--- GIVEN RECORDS ---

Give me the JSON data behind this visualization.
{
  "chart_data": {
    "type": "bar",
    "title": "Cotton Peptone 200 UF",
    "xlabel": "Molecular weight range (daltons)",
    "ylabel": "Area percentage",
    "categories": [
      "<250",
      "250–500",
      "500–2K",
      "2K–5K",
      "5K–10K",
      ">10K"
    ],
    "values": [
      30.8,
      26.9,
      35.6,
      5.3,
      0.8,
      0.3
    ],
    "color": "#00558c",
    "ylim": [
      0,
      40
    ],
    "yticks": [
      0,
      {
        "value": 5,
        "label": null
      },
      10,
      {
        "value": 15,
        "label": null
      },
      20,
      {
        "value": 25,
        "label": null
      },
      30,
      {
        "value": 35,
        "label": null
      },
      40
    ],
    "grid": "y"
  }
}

---

Write out all records exactly, keeping every detail.

Give me the JSON data behind this visualization.
{
  "chart_data": {
    "type": "bar",
    "title": "Cotton Peptone 200 UF",
    "xlabel": "Molecular weight range (daltons)",
    "ylabel": "Area percentage",
    "categories": [
      "<250",
      "250–500",
      "500–2K",
      "2K–5K",
      "5K–10K",
      ">10K"
    ],
    "values": [
      30.8,
      26.9,
      35.6,
      5.3,
      0.8,
      0.3
    ],
    "color": "#00558c",
    "ylim": [
      0,
      40
    ],
    "yticks": [
      0,
      {
        "value": 5,
        "label": null
      },
      10,
      {
        "value": 15,
        "label": null
      },
      20,
      {
        "value": 25,
        "label": null
      },
      30,
      {
        "value": 35,
        "label": null
      },
      40
    ],
    "grid": "y"
  }
}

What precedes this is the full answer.